— Aim of the task —
Only the number is wanted: count the lines that include the word "Depósitos".
# START OF Extracted records
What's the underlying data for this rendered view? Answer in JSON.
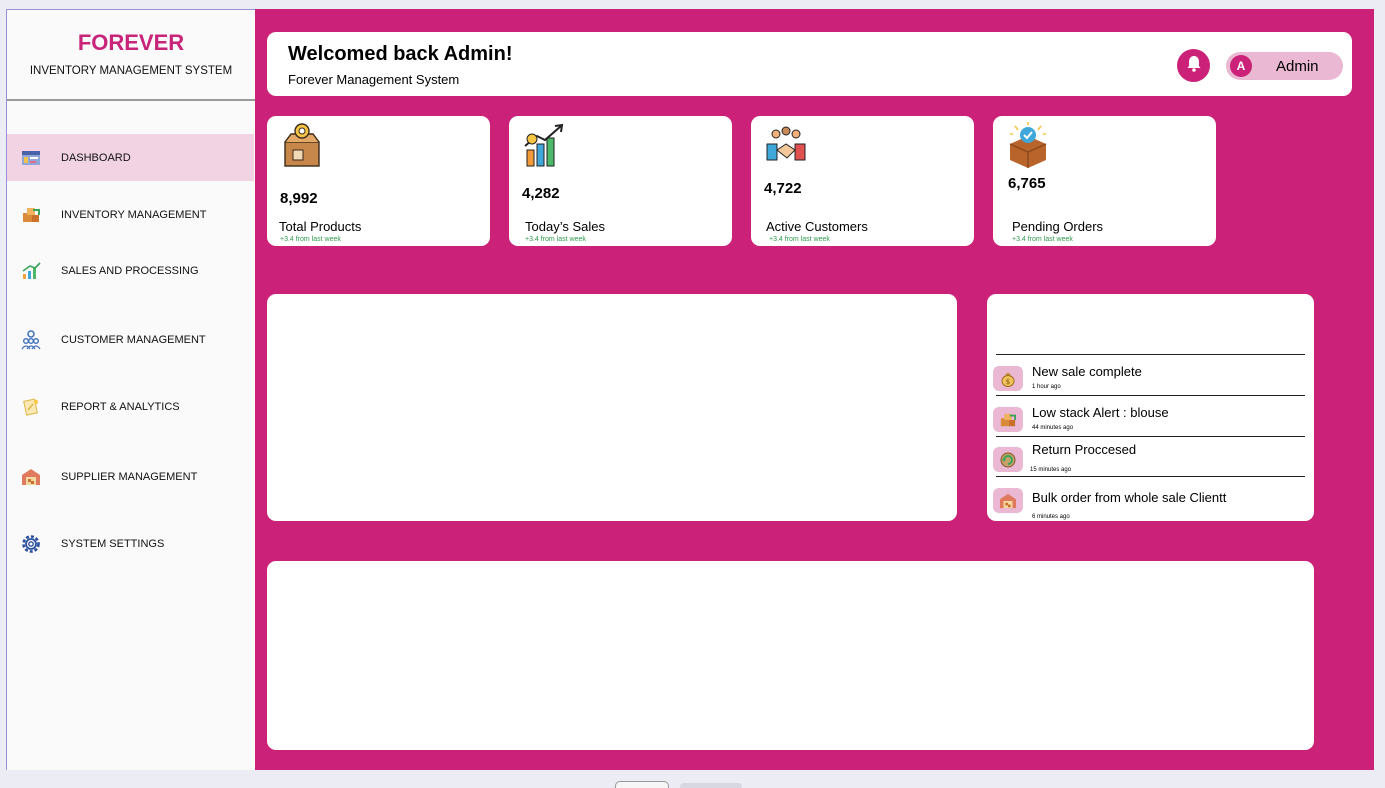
{
  "brand": {
    "title": "FOREVER",
    "subtitle": "INVENTORY MANAGEMENT SYSTEM"
  },
  "nav": [
    {
      "label": "DASHBOARD",
      "icon": "dashboard-icon",
      "active": true
    },
    {
      "label": "INVENTORY MANAGEMENT",
      "icon": "boxes-icon"
    },
    {
      "label": "SALES AND PROCESSING",
      "icon": "bar-chart-icon"
    },
    {
      "label": "CUSTOMER MANAGEMENT",
      "icon": "people-icon"
    },
    {
      "label": "REPORT & ANALYTICS",
      "icon": "report-icon"
    },
    {
      "label": "SUPPLIER MANAGEMENT",
      "icon": "warehouse-icon"
    },
    {
      "label": "SYSTEM SETTINGS",
      "icon": "gear-icon"
    }
  ],
  "header": {
    "title": "Welcomed back Admin!",
    "subtitle": "Forever Management System",
    "avatar_initial": "A",
    "user_name": "Admin"
  },
  "stats": [
    {
      "value": "8,992",
      "label": "Total Products",
      "trend": "+3.4 from last week",
      "icon": "product-box-icon"
    },
    {
      "value": "4,282",
      "label": "Today’s Sales",
      "trend": "+3.4 from last week",
      "icon": "sales-growth-icon"
    },
    {
      "value": "4,722",
      "label": "Active Customers",
      "trend": "+3.4 from last week",
      "icon": "handshake-icon"
    },
    {
      "value": "6,765",
      "label": "Pending Orders",
      "trend": "+3.4 from last week",
      "icon": "order-box-icon"
    }
  ],
  "activity": [
    {
      "title": "New sale complete",
      "time": "1 hour  ago",
      "icon": "money-bag-icon"
    },
    {
      "title": "Low stack Alert : blouse",
      "time": "44  minutes  ago",
      "icon": "boxes-icon"
    },
    {
      "title": "Return Proccesed",
      "time": "15  minutes  ago",
      "icon": "return-icon"
    },
    {
      "title": "Bulk order from whole sale Clientt",
      "time": "6  minutes  ago",
      "icon": "warehouse-icon"
    }
  ],
  "colors": {
    "brand": "#cb2178",
    "active_nav": "#f1d3e3",
    "pill": "#eab8d2",
    "trend": "#2e9a4c"
  }
}
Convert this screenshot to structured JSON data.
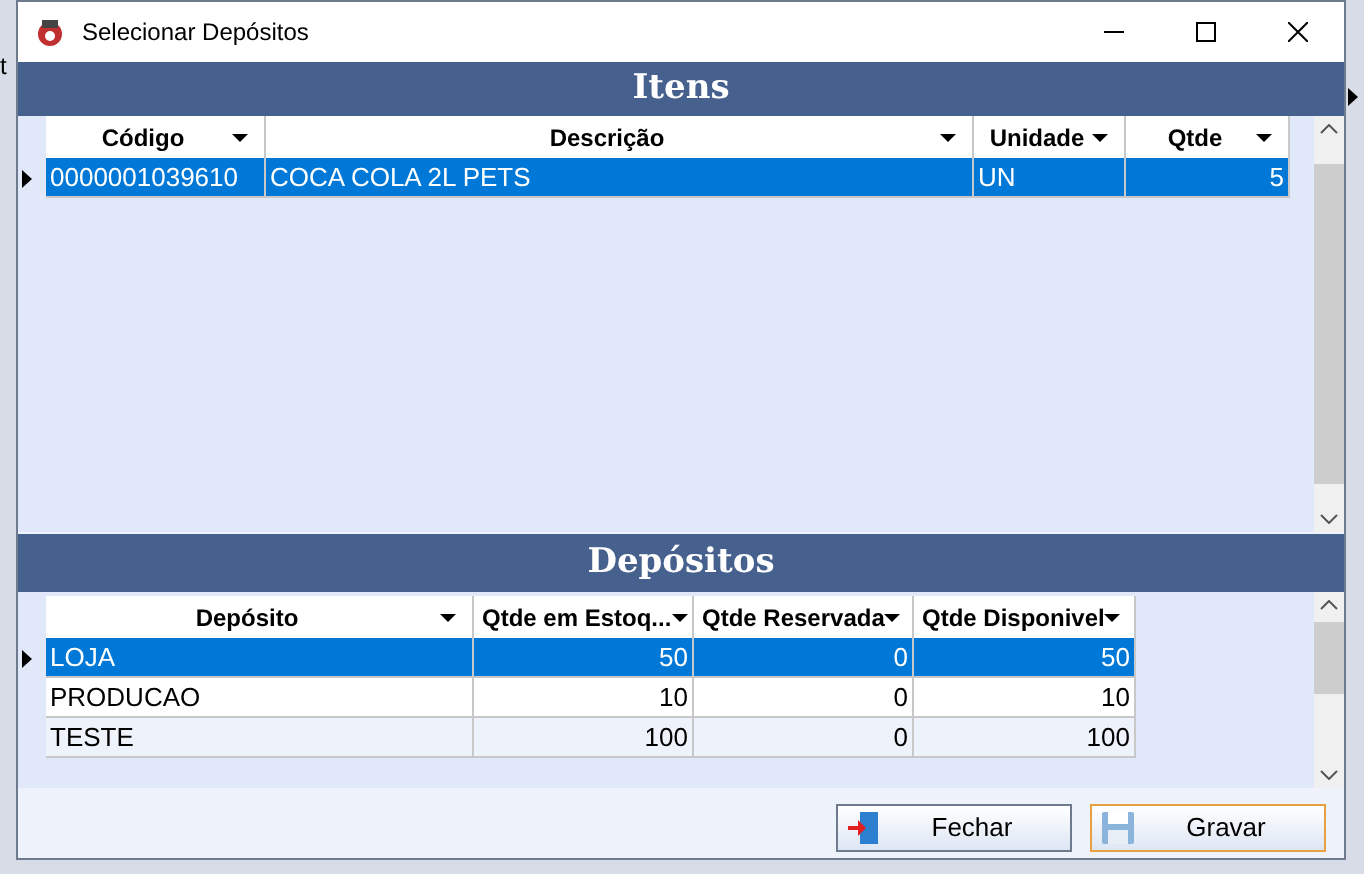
{
  "background_text": "t",
  "window": {
    "title": "Selecionar Depósitos"
  },
  "items": {
    "title": "Itens",
    "columns": [
      {
        "label": "Código",
        "kind": "text"
      },
      {
        "label": "Descrição",
        "kind": "text"
      },
      {
        "label": "Unidade",
        "kind": "text"
      },
      {
        "label": "Qtde",
        "kind": "number"
      }
    ],
    "rows": [
      {
        "selected": true,
        "cells": [
          "0000001039610",
          "COCA COLA 2L PETS",
          "UN",
          "5"
        ]
      }
    ]
  },
  "deposits": {
    "title": "Depósitos",
    "columns": [
      {
        "label": "Depósito",
        "kind": "text"
      },
      {
        "label": "Qtde em Estoq...",
        "kind": "number"
      },
      {
        "label": "Qtde Reservada",
        "kind": "number"
      },
      {
        "label": "Qtde Disponivel",
        "kind": "number"
      }
    ],
    "rows": [
      {
        "selected": true,
        "cells": [
          "LOJA",
          "50",
          "0",
          "50"
        ]
      },
      {
        "selected": false,
        "cells": [
          "PRODUCAO",
          "10",
          "0",
          "10"
        ]
      },
      {
        "selected": false,
        "cells": [
          "TESTE",
          "100",
          "0",
          "100"
        ]
      }
    ]
  },
  "buttons": [
    {
      "label": "Fechar",
      "kind": "close",
      "focused": false
    },
    {
      "label": "Gravar",
      "kind": "save",
      "focused": true
    }
  ]
}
# END OF Extracted records
— Response —
2